[Dataset listings of figures]
+ + + +
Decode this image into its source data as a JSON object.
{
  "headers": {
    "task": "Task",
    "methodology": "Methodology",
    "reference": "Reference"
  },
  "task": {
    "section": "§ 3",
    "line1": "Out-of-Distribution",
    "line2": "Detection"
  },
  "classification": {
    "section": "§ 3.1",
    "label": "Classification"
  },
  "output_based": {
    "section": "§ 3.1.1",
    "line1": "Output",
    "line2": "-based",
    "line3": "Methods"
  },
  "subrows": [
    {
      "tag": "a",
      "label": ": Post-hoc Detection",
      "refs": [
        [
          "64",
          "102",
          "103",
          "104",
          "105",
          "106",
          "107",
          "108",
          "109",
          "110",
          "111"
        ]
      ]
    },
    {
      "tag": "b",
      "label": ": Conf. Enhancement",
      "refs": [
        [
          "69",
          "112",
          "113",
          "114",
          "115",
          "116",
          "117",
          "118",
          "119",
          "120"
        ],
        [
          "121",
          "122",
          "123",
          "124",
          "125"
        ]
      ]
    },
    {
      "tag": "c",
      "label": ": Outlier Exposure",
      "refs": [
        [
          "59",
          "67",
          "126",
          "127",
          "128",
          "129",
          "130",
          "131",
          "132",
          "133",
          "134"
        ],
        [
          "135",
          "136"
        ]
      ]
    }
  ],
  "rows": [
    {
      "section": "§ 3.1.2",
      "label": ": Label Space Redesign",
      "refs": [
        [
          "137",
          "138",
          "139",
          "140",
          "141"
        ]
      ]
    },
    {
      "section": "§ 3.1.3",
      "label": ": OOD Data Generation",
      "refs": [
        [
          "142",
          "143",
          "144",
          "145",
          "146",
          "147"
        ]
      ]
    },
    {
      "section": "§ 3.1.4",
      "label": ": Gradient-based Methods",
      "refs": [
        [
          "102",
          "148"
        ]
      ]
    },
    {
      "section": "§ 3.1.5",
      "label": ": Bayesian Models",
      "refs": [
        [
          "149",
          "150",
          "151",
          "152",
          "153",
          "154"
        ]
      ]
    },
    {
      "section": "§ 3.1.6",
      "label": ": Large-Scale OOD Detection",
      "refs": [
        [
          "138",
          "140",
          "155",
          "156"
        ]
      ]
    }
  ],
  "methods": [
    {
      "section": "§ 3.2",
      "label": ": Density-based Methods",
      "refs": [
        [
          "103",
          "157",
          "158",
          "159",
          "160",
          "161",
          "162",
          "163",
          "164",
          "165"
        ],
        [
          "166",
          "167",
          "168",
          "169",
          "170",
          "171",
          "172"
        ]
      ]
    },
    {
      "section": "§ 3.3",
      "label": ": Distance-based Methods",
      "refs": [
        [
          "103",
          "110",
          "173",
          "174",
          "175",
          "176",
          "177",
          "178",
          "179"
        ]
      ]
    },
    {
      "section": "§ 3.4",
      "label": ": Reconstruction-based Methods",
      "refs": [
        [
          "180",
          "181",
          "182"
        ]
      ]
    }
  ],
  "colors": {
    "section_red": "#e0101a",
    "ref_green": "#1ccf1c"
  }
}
+ + + +
_Set problem:_
Copy all lines above containing the string "Detection".

_The result:_
    "line2": "Detection"
      "label": ": Post-hoc Detection",
      "label": ": Large-Scale OOD Detection",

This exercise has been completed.